[Exercise directions]:
Across the data below, how many lines hold "color"? Answer with that number and nothing else.

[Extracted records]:

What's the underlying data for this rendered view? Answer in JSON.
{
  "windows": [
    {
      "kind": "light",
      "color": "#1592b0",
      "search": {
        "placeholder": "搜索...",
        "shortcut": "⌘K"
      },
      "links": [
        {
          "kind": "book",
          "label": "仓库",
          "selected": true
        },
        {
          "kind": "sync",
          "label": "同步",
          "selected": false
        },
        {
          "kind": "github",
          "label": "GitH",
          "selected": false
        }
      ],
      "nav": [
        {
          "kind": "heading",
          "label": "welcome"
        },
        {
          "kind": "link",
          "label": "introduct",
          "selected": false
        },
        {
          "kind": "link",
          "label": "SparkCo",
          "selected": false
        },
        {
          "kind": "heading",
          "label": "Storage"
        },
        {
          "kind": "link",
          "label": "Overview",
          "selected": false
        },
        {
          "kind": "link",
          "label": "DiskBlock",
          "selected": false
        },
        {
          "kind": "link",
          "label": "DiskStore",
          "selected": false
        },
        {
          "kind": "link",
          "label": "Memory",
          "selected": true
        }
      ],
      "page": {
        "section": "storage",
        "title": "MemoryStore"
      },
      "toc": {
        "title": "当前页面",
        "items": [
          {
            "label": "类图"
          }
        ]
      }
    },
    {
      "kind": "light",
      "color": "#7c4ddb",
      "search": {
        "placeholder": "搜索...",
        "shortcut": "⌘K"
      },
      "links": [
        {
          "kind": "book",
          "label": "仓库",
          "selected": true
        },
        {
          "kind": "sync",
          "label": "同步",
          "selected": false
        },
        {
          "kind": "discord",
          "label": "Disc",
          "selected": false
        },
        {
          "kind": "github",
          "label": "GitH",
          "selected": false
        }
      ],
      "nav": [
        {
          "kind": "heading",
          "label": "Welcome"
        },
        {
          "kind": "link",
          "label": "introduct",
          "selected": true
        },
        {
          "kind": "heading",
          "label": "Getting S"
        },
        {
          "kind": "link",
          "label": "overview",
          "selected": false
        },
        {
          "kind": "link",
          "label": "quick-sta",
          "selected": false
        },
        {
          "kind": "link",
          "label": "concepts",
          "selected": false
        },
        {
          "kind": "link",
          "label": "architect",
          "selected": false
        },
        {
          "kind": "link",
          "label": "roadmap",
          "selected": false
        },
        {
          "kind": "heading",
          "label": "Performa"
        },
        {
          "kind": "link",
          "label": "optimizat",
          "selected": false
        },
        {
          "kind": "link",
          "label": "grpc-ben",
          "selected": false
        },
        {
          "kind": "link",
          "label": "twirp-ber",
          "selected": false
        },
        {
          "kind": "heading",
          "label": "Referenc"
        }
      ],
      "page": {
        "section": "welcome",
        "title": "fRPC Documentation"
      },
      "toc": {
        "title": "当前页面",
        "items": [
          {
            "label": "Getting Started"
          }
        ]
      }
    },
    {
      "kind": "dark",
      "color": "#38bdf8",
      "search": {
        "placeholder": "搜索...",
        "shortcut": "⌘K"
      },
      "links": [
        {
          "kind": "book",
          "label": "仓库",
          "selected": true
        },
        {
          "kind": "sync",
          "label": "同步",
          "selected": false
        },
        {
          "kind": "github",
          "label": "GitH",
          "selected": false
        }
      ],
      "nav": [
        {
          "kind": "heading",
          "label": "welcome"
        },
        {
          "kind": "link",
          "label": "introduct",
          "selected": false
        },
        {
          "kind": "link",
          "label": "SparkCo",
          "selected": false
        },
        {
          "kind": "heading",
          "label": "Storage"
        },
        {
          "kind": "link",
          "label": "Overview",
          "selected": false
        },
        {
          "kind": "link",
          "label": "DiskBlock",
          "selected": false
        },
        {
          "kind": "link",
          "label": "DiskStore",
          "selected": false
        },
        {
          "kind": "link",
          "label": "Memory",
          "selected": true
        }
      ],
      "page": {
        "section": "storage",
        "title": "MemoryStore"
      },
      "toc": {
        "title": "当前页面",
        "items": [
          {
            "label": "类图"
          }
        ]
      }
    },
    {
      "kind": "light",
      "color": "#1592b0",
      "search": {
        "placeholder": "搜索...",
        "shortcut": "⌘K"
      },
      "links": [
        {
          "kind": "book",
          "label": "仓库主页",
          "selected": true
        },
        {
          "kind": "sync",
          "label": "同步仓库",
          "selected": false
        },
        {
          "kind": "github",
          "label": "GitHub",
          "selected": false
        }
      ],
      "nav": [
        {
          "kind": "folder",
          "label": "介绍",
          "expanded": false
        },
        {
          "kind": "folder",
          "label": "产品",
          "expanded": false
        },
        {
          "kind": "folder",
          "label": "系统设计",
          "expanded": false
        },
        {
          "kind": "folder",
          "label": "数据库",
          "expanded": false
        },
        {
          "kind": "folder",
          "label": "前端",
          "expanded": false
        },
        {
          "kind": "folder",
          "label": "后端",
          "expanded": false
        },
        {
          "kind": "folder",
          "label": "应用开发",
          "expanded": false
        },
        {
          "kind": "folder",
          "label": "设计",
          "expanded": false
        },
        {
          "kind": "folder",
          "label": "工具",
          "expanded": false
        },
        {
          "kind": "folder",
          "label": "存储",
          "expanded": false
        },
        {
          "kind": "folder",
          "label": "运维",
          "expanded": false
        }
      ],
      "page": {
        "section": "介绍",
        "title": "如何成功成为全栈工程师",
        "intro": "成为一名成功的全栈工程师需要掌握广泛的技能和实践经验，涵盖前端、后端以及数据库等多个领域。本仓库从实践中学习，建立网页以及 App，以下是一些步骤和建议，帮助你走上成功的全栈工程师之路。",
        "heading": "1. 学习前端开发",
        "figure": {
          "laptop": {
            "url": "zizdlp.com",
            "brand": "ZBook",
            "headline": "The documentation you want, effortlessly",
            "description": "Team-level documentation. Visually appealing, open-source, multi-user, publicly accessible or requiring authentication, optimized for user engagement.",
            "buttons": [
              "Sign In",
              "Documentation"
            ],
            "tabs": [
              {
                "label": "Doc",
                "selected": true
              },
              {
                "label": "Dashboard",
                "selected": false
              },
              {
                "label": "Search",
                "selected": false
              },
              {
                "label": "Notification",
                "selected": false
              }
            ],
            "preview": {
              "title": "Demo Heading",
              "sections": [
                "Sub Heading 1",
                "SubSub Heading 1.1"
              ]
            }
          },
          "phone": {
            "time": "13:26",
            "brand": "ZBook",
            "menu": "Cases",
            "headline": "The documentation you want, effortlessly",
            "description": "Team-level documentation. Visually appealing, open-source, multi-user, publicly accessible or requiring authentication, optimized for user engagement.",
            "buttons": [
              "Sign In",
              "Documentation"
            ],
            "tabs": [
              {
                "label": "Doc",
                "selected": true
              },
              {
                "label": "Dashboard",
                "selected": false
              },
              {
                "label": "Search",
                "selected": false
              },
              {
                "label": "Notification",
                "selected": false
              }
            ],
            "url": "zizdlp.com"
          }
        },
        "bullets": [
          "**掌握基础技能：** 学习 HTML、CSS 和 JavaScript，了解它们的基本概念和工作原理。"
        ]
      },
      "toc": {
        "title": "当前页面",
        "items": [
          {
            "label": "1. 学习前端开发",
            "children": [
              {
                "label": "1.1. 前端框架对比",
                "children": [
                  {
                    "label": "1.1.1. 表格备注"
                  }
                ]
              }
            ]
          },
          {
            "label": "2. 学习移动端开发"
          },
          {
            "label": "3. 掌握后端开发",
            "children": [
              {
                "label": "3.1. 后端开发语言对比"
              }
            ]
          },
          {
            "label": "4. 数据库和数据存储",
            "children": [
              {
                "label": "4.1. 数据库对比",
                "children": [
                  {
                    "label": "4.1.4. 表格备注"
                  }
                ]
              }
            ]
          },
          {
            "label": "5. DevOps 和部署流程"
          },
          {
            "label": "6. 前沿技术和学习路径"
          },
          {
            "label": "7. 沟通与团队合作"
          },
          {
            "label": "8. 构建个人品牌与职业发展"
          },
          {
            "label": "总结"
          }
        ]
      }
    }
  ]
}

[Response to the task]:
4